Rows from a figure dataset:
——————————

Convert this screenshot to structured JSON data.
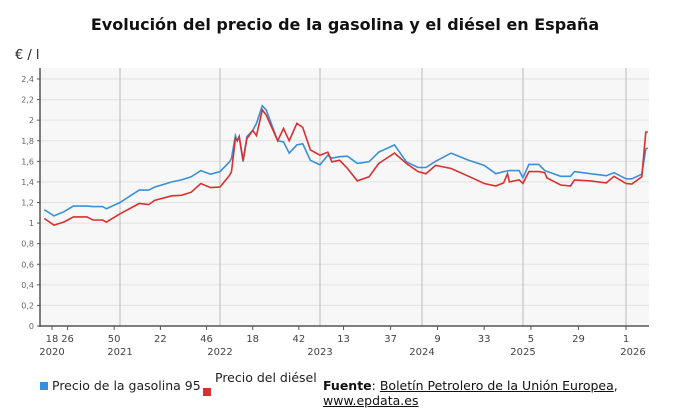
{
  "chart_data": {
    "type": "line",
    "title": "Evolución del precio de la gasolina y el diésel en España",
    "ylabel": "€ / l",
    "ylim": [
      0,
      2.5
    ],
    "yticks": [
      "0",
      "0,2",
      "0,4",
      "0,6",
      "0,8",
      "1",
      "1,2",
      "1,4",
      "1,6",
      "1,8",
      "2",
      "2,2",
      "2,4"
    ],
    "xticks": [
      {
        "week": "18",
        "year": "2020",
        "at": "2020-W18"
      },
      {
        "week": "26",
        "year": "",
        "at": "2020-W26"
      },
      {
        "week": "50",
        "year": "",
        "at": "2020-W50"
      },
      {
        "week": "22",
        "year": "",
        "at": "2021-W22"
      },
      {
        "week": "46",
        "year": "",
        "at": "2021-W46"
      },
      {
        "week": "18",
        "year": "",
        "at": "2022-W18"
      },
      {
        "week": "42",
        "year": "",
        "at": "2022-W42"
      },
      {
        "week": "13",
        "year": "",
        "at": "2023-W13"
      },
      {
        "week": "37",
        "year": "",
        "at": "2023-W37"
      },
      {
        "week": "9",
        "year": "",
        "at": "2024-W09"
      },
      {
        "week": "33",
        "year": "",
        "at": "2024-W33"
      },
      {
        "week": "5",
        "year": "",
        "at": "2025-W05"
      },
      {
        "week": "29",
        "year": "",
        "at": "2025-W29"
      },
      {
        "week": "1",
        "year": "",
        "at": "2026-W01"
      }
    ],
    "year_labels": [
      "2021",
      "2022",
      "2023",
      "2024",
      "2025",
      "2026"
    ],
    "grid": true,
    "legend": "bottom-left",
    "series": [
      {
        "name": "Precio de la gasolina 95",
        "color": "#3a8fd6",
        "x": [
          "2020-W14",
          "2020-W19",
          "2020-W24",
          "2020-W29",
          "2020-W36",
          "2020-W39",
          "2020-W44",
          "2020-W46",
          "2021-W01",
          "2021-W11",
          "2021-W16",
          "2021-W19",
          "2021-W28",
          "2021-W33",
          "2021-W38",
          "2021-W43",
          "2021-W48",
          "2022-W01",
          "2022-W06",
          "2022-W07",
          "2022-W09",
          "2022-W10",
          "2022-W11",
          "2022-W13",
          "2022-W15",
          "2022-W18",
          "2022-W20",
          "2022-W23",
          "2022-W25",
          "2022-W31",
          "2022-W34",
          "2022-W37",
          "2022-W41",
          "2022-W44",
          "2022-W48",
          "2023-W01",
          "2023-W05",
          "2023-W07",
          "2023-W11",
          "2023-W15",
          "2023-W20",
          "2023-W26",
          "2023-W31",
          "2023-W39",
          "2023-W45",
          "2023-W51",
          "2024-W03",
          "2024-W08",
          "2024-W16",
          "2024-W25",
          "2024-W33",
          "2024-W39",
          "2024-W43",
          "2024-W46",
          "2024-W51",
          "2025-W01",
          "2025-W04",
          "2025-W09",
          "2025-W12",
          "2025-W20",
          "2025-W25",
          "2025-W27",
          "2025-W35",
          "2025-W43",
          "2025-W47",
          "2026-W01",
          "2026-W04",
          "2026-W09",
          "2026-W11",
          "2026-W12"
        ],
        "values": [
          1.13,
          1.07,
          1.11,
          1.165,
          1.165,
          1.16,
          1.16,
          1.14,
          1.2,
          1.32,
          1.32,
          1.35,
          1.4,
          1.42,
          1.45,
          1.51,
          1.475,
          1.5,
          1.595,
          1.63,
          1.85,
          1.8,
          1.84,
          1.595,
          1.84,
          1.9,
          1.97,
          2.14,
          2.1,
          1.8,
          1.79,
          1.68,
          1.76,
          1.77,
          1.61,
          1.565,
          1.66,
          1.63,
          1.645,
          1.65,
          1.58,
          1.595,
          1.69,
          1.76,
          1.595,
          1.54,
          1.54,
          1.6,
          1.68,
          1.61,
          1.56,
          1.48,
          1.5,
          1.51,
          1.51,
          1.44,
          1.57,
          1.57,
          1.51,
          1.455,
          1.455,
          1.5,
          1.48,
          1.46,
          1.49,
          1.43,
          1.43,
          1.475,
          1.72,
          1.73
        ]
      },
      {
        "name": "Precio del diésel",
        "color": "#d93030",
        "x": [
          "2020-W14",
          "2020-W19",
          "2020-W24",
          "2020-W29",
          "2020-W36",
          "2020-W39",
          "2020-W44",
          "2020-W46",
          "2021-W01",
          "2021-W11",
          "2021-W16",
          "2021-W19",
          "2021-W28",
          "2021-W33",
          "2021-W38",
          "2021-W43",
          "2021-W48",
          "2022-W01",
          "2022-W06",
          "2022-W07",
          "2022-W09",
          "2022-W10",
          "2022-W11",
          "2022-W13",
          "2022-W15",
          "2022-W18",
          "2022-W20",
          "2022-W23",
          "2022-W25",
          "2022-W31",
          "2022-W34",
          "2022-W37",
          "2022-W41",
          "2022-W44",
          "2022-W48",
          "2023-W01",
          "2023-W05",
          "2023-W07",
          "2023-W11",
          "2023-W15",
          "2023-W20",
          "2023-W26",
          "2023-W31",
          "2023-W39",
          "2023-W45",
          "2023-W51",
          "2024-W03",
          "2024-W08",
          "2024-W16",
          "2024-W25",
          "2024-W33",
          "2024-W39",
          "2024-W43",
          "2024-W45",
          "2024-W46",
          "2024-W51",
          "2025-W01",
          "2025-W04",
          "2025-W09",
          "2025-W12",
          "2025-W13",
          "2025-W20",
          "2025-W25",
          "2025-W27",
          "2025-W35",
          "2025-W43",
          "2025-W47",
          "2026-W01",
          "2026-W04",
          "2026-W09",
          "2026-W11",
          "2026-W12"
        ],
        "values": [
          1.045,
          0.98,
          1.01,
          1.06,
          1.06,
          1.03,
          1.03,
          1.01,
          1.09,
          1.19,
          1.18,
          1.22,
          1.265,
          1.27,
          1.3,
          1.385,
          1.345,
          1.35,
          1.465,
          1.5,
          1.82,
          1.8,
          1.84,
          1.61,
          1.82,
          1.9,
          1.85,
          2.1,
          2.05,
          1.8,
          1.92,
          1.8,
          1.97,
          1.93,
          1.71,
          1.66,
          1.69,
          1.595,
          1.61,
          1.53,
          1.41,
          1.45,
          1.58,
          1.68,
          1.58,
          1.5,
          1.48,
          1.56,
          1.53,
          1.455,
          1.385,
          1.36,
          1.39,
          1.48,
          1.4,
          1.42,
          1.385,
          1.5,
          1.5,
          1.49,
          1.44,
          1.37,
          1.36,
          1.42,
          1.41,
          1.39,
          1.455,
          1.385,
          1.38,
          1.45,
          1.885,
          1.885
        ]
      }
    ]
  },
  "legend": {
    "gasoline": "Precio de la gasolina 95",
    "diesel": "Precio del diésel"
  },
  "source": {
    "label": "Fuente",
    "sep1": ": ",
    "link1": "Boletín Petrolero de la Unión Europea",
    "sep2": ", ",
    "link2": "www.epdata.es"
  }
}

——————————

EXERCISE —
Filter the records above and return every line that holds the word "diésel".

OUTPUT —
    "title": "Evolución del precio de la gasolina y el diésel en España",
        "name": "Precio del diésel",
    "diesel": "Precio del diésel"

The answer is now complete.